• _Exercise aim_: What is needed here is an exact copy of every entry.

═══ Records shown ═══

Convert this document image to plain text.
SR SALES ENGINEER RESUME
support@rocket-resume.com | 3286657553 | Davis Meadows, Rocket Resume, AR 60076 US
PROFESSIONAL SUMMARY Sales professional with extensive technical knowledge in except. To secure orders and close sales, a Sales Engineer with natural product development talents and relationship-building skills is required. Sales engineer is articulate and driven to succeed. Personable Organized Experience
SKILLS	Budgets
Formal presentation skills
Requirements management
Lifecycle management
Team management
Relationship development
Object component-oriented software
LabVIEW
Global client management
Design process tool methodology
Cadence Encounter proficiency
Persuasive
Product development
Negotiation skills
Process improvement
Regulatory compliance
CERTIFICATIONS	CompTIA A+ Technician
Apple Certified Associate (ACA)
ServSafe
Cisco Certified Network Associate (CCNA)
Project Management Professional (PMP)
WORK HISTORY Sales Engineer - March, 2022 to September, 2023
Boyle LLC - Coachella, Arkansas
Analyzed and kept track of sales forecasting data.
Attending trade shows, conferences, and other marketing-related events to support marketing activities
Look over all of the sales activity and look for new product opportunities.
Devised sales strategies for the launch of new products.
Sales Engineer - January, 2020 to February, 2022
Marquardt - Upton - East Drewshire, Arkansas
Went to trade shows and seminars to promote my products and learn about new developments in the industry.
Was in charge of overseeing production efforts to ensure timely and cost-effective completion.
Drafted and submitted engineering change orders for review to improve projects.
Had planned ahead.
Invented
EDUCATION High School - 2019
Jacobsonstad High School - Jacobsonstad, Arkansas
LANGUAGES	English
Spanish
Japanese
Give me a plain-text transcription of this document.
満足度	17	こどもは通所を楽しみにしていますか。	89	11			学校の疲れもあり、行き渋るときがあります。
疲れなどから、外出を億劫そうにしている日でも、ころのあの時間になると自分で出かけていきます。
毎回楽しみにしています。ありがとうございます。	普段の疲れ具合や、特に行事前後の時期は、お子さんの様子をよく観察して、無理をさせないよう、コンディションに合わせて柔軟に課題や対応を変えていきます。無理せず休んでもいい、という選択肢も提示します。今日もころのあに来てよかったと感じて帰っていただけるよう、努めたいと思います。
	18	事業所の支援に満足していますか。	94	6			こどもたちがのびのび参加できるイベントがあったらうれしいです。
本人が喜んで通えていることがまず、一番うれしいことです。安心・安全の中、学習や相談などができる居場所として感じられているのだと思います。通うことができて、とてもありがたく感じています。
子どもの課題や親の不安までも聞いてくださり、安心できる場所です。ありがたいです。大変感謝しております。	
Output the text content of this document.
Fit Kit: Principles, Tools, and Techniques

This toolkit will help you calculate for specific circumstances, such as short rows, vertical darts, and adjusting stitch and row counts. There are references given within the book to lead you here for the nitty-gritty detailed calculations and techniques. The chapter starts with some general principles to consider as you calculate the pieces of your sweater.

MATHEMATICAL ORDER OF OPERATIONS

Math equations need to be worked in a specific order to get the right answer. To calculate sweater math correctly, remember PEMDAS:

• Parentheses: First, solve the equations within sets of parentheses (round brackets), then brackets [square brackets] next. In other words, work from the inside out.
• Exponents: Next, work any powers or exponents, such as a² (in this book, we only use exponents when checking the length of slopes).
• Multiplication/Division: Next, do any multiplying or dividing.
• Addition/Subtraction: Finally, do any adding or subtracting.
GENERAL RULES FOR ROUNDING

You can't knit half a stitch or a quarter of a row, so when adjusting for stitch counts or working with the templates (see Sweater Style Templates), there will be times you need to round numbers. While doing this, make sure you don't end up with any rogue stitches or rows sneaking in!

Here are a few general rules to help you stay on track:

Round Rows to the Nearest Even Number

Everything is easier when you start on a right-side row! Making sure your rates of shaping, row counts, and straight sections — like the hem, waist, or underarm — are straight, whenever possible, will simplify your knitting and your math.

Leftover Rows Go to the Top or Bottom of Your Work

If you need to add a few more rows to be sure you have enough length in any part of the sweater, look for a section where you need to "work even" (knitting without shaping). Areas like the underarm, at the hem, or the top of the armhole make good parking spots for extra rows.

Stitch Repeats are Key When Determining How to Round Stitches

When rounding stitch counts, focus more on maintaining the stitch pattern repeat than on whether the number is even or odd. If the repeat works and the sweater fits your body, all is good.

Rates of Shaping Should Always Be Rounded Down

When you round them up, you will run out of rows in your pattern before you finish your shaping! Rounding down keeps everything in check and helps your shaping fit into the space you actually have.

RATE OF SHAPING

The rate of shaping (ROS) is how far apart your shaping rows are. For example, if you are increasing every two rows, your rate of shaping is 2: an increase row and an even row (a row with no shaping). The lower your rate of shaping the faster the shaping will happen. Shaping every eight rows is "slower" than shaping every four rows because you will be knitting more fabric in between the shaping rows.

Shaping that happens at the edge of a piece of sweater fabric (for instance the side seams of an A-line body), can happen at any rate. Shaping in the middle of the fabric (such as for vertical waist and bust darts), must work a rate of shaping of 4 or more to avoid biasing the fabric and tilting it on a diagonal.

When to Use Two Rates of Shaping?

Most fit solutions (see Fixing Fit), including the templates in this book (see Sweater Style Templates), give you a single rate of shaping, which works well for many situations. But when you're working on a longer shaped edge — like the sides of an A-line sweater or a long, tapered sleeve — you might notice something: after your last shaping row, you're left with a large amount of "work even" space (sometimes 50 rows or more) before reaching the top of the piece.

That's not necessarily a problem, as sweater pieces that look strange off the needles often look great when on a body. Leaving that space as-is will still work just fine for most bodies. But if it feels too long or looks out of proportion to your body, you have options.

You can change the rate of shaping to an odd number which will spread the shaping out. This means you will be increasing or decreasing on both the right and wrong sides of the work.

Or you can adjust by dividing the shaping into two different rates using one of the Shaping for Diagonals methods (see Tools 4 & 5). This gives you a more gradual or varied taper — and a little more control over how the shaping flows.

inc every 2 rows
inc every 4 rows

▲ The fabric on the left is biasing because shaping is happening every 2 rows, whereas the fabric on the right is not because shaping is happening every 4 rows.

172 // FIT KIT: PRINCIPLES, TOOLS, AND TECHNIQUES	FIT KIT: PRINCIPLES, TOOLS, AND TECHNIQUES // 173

═══

• _Output for this task_:
Convert this document image to plain text.
SR SALES ENGINEER RESUME
support@rocket-resume.com | 3286657553 | Davis Meadows, Rocket Resume, AR 60076 US
PROFESSIONAL SUMMARY Sales professional with extensive technical knowledge in except. To secure orders and close sales, a Sales Engineer with natural product development talents and relationship-building skills is required. Sales engineer is articulate and driven to succeed. Personable Organized Experience
SKILLS	Budgets
Formal presentation skills
Requirements management
Lifecycle management
Team management
Relationship development
Object component-oriented software
LabVIEW
Global client management
Design process tool methodology
Cadence Encounter proficiency
Persuasive
Product development
Negotiation skills
Process improvement
Regulatory compliance
CERTIFICATIONS	CompTIA A+ Technician
Apple Certified Associate (ACA)
ServSafe
Cisco Certified Network Associate (CCNA)
Project Management Professional (PMP)
WORK HISTORY Sales Engineer - March, 2022 to September, 2023
Boyle LLC - Coachella, Arkansas
Analyzed and kept track of sales forecasting data.
Attending trade shows, conferences, and other marketing-related events to support marketing activities
Look over all of the sales activity and look for new product opportunities.
Devised sales strategies for the launch of new products.
Sales Engineer - January, 2020 to February, 2022
Marquardt - Upton - East Drewshire, Arkansas
Went to trade shows and seminars to promote my products and learn about new developments in the industry.
Was in charge of overseeing production efforts to ensure timely and cost-effective completion.
Drafted and submitted engineering change orders for review to improve projects.
Had planned ahead.
Invented
EDUCATION High School - 2019
Jacobsonstad High School - Jacobsonstad, Arkansas
LANGUAGES	English
Spanish
Japanese
Give me a plain-text transcription of this document.
満足度	17	こどもは通所を楽しみにしていますか。	89	11			学校の疲れもあり、行き渋るときがあります。
疲れなどから、外出を億劫そうにしている日でも、ころのあの時間になると自分で出かけていきます。
毎回楽しみにしています。ありがとうございます。	普段の疲れ具合や、特に行事前後の時期は、お子さんの様子をよく観察して、無理をさせないよう、コンディションに合わせて柔軟に課題や対応を変えていきます。無理せず休んでもいい、という選択肢も提示します。今日もころのあに来てよかったと感じて帰っていただけるよう、努めたいと思います。
	18	事業所の支援に満足していますか。	94	6			こどもたちがのびのび参加できるイベントがあったらうれしいです。
本人が喜んで通えていることがまず、一番うれしいことです。安心・安全の中、学習や相談などができる居場所として感じられているのだと思います。通うことができて、とてもありがたく感じています。
子どもの課題や親の不安までも聞いてくださり、安心できる場所です。ありがたいです。大変感謝しております。	
Output the text content of this document.
Fit Kit: Principles, Tools, and Techniques

This toolkit will help you calculate for specific circumstances, such as short rows, vertical darts, and adjusting stitch and row counts. There are references given within the book to lead you here for the nitty-gritty detailed calculations and techniques. The chapter starts with some general principles to consider as you calculate the pieces of your sweater.

MATHEMATICAL ORDER OF OPERATIONS

Math equations need to be worked in a specific order to get the right answer. To calculate sweater math correctly, remember PEMDAS:

• Parentheses: First, solve the equations within sets of parentheses (round brackets), then brackets [square brackets] next. In other words, work from the inside out.
• Exponents: Next, work any powers or exponents, such as a² (in this book, we only use exponents when checking the length of slopes).
• Multiplication/Division: Next, do any multiplying or dividing.
• Addition/Subtraction: Finally, do any adding or subtracting.
GENERAL RULES FOR ROUNDING

You can't knit half a stitch or a quarter of a row, so when adjusting for stitch counts or working with the templates (see Sweater Style Templates), there will be times you need to round numbers. While doing this, make sure you don't end up with any rogue stitches or rows sneaking in!

Here are a few general rules to help you stay on track:

Round Rows to the Nearest Even Number

Everything is easier when you start on a right-side row! Making sure your rates of shaping, row counts, and straight sections — like the hem, waist, or underarm — are straight, whenever possible, will simplify your knitting and your math.

Leftover Rows Go to the Top or Bottom of Your Work

If you need to add a few more rows to be sure you have enough length in any part of the sweater, look for a section where you need to "work even" (knitting without shaping). Areas like the underarm, at the hem, or the top of the armhole make good parking spots for extra rows.

Stitch Repeats are Key When Determining How to Round Stitches

When rounding stitch counts, focus more on maintaining the stitch pattern repeat than on whether the number is even or odd. If the repeat works and the sweater fits your body, all is good.

Rates of Shaping Should Always Be Rounded Down

When you round them up, you will run out of rows in your pattern before you finish your shaping! Rounding down keeps everything in check and helps your shaping fit into the space you actually have.

RATE OF SHAPING

The rate of shaping (ROS) is how far apart your shaping rows are. For example, if you are increasing every two rows, your rate of shaping is 2: an increase row and an even row (a row with no shaping). The lower your rate of shaping the faster the shaping will happen. Shaping every eight rows is "slower" than shaping every four rows because you will be knitting more fabric in between the shaping rows.

Shaping that happens at the edge of a piece of sweater fabric (for instance the side seams of an A-line body), can happen at any rate. Shaping in the middle of the fabric (such as for vertical waist and bust darts), must work a rate of shaping of 4 or more to avoid biasing the fabric and tilting it on a diagonal.

When to Use Two Rates of Shaping?

Most fit solutions (see Fixing Fit), including the templates in this book (see Sweater Style Templates), give you a single rate of shaping, which works well for many situations. But when you're working on a longer shaped edge — like the sides of an A-line sweater or a long, tapered sleeve — you might notice something: after your last shaping row, you're left with a large amount of "work even" space (sometimes 50 rows or more) before reaching the top of the piece.

That's not necessarily a problem, as sweater pieces that look strange off the needles often look great when on a body. Leaving that space as-is will still work just fine for most bodies. But if it feels too long or looks out of proportion to your body, you have options.

You can change the rate of shaping to an odd number which will spread the shaping out. This means you will be increasing or decreasing on both the right and wrong sides of the work.

Or you can adjust by dividing the shaping into two different rates using one of the Shaping for Diagonals methods (see Tools 4 & 5). This gives you a more gradual or varied taper — and a little more control over how the shaping flows.

inc every 2 rows
inc every 4 rows

▲ The fabric on the left is biasing because shaping is happening every 2 rows, whereas the fabric on the right is not because shaping is happening every 4 rows.

172 // FIT KIT: PRINCIPLES, TOOLS, AND TECHNIQUES	FIT KIT: PRINCIPLES, TOOLS, AND TECHNIQUES // 173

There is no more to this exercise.